╔══

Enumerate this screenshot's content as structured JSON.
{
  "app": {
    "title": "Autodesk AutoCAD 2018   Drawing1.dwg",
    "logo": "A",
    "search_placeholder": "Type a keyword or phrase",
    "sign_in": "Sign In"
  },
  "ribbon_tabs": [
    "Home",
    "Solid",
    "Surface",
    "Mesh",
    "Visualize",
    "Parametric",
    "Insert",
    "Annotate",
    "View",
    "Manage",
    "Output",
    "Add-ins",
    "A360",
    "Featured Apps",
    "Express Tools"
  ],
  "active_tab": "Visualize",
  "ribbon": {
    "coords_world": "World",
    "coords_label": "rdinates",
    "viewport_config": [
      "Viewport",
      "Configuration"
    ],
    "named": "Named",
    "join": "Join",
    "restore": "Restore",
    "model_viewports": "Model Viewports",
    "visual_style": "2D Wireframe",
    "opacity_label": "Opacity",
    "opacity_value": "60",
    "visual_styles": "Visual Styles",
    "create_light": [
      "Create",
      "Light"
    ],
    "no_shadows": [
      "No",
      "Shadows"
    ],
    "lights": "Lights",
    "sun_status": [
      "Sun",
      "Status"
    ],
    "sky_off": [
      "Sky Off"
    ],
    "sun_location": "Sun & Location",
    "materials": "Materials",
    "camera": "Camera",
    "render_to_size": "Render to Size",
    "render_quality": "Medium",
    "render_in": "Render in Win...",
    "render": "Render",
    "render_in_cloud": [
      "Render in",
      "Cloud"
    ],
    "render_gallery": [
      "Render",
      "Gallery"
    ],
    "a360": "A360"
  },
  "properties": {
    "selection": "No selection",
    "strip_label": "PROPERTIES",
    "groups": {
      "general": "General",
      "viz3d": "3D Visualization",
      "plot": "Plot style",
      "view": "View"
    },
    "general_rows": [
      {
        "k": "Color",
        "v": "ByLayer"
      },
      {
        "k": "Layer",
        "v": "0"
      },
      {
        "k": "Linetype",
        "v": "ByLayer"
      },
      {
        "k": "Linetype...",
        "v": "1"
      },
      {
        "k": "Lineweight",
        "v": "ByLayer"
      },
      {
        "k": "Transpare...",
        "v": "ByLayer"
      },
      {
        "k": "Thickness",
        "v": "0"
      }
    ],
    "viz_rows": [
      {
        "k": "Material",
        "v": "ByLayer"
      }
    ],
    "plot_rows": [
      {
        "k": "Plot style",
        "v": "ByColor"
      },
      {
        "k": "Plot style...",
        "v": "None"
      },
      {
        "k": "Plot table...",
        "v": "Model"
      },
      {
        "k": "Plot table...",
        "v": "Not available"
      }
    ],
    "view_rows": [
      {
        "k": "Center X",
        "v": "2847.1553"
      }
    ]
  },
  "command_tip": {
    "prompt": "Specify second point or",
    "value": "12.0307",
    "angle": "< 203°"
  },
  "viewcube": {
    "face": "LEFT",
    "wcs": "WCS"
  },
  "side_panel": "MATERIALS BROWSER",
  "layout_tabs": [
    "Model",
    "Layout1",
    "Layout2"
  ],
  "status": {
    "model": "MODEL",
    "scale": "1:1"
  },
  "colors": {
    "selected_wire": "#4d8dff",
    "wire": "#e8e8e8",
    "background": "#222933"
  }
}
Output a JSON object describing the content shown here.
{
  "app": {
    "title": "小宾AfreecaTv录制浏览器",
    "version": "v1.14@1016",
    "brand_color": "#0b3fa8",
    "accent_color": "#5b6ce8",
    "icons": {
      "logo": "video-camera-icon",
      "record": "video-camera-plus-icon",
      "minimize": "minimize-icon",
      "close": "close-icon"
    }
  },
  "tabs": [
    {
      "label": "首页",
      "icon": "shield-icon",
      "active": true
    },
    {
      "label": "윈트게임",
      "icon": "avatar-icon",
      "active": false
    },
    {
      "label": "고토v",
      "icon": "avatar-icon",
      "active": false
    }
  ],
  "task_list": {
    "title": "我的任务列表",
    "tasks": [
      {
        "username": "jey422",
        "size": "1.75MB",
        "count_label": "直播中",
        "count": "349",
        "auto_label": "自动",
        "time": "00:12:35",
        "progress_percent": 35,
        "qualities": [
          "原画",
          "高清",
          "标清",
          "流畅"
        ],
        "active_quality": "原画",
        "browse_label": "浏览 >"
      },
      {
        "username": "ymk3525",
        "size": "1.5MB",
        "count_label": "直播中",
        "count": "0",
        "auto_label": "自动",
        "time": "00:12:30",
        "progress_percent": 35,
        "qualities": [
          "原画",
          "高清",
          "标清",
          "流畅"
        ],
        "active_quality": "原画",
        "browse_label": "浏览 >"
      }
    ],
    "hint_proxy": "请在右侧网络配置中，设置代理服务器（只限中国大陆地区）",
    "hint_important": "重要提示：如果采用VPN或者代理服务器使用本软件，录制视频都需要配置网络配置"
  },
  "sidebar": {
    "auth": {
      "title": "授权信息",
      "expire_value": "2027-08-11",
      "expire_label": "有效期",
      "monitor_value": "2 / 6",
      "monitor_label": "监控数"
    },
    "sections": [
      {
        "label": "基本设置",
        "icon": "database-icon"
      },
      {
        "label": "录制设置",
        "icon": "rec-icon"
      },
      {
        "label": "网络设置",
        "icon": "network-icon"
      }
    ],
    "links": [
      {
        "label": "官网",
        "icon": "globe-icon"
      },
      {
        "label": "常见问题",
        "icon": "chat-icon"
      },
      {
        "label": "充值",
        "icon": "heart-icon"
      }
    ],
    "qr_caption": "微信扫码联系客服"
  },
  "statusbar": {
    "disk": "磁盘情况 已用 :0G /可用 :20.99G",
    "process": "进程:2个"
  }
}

╚══

Problem:
Some lines of the data may hold the word "camera". Say how many do, with nothing else.

Reply to the task:
3